# Objective:
Collect all lines from the records below that include the word "number".

# Input material:
● ● ● ● ●

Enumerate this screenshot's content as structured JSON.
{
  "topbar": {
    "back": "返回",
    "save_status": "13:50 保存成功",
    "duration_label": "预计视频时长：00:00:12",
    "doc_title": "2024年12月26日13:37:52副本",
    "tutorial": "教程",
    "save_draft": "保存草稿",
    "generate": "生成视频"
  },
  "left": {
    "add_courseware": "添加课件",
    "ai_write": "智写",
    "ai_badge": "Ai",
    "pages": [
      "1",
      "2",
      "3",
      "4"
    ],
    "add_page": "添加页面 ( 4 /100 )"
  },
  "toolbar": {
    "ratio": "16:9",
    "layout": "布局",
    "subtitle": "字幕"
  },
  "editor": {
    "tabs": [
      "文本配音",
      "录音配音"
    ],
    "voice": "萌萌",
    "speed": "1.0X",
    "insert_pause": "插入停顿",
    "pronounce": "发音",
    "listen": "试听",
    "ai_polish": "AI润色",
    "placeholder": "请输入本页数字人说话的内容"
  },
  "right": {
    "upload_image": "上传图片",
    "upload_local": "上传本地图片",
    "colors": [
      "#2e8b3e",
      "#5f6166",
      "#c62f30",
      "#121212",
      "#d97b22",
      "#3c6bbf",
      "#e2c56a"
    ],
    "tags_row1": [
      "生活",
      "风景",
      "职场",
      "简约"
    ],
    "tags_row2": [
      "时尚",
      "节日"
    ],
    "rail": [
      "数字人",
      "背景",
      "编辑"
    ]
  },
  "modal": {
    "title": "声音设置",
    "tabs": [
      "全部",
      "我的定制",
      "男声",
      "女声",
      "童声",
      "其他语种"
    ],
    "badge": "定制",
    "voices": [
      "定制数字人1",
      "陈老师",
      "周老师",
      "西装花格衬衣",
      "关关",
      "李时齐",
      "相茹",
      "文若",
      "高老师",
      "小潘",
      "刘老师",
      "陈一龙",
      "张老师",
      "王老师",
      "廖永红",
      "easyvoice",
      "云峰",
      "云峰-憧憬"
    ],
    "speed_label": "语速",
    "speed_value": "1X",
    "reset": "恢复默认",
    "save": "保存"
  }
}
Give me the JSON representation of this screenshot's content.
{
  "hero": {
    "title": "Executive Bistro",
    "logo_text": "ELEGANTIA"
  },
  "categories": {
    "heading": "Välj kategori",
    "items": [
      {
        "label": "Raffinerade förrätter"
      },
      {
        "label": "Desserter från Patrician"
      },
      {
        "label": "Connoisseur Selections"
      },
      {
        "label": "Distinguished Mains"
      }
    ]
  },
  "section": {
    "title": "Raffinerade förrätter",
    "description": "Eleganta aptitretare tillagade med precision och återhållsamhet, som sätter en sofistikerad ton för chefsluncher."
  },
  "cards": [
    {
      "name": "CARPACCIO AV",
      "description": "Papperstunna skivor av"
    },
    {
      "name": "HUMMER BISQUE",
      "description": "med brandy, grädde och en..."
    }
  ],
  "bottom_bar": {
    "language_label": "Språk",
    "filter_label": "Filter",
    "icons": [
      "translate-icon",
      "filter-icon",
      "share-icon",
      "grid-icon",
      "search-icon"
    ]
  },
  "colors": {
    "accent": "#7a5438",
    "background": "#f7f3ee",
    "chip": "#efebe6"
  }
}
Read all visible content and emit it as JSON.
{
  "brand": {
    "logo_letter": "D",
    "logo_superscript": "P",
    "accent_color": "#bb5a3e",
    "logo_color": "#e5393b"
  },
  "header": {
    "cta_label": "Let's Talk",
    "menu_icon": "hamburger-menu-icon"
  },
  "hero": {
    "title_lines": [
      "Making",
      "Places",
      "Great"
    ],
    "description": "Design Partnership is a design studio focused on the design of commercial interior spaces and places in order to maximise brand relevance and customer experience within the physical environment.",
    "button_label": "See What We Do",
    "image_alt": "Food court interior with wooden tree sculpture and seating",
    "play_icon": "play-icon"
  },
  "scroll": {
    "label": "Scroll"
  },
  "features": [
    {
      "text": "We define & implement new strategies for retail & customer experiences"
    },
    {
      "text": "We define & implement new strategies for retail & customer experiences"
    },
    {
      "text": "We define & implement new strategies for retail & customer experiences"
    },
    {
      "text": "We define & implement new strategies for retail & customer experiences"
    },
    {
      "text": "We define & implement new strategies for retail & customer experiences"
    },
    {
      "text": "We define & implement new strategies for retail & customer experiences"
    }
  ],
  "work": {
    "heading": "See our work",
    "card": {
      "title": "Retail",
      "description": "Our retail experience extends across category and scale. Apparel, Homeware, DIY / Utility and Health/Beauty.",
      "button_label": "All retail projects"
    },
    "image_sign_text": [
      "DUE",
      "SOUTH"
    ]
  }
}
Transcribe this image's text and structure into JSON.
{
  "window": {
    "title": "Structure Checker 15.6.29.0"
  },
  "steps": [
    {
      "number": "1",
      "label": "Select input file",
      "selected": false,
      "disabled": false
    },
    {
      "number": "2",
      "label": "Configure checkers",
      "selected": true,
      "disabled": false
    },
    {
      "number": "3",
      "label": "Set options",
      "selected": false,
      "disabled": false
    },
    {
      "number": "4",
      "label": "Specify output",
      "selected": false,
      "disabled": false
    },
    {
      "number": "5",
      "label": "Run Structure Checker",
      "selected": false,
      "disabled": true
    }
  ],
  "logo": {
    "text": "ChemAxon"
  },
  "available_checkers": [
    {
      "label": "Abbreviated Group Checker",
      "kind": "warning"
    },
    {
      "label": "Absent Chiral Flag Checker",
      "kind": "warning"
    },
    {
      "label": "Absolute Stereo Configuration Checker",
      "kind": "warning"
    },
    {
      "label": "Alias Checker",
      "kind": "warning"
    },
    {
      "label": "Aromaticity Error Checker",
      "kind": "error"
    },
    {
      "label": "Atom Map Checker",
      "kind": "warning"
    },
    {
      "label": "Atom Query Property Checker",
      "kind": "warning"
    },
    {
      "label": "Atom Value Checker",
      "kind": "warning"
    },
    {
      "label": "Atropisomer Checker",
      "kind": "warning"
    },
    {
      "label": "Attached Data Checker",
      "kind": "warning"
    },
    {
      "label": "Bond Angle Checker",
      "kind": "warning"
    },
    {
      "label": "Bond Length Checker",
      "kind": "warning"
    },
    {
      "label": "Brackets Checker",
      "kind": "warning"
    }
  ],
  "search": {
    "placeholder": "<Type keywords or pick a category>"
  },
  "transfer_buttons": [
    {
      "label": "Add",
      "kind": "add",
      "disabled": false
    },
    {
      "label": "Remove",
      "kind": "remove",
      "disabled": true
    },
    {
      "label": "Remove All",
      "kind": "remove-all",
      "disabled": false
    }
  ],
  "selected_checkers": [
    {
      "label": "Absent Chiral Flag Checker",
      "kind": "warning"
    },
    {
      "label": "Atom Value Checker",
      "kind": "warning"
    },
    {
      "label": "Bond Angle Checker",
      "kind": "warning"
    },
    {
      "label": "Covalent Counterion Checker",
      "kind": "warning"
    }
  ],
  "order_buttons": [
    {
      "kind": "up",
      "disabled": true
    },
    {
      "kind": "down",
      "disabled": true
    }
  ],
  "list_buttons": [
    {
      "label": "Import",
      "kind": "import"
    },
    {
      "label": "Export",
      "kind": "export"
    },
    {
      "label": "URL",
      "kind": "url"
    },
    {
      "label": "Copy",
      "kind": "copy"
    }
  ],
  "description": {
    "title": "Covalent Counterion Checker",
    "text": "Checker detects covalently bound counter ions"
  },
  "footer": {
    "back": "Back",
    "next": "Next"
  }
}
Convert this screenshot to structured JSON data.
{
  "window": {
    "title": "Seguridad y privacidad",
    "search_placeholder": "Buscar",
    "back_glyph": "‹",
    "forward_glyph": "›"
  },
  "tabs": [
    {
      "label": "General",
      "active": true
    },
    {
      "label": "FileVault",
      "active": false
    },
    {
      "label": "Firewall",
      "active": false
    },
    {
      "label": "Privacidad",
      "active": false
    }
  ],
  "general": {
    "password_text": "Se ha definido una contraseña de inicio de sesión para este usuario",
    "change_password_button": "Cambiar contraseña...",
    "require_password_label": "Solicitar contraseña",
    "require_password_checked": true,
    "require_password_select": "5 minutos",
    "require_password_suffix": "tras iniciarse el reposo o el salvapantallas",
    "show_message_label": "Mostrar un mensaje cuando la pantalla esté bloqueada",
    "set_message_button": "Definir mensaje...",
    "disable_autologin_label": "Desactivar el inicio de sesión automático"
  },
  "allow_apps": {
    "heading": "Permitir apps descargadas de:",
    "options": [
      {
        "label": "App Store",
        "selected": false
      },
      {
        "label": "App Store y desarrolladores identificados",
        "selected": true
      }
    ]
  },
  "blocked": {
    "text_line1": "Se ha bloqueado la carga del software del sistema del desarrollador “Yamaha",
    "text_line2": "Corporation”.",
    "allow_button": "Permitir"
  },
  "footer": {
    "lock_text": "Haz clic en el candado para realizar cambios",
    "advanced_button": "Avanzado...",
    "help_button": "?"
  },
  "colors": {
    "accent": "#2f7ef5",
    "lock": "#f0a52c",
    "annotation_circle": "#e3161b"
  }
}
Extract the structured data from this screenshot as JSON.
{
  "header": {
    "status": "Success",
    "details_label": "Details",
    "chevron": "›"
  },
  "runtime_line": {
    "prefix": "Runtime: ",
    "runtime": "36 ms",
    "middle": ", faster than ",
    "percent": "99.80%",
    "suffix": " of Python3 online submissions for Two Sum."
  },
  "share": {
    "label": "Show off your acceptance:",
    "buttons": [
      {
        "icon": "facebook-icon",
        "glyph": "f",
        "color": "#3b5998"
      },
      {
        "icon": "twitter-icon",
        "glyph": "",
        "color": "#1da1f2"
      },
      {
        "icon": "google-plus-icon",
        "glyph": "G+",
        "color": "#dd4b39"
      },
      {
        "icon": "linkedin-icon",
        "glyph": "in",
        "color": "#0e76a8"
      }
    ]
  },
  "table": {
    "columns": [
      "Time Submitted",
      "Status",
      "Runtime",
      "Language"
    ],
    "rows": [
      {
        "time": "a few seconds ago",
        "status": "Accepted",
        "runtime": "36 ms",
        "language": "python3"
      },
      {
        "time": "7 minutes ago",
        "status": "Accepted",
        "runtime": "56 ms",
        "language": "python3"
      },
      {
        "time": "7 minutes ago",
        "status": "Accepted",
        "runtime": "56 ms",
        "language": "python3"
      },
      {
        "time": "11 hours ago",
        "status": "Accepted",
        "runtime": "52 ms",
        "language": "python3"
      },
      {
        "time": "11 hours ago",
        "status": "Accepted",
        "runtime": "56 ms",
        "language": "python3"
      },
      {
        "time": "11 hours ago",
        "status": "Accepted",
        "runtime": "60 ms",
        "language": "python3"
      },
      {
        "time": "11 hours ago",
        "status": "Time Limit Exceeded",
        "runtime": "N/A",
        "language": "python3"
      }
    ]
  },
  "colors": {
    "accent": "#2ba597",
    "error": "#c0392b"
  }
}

● ● ● ● ●

# Exercise solution:
      "number": "1",
      "number": "2",
      "number": "3",
      "number": "4",
      "number": "5",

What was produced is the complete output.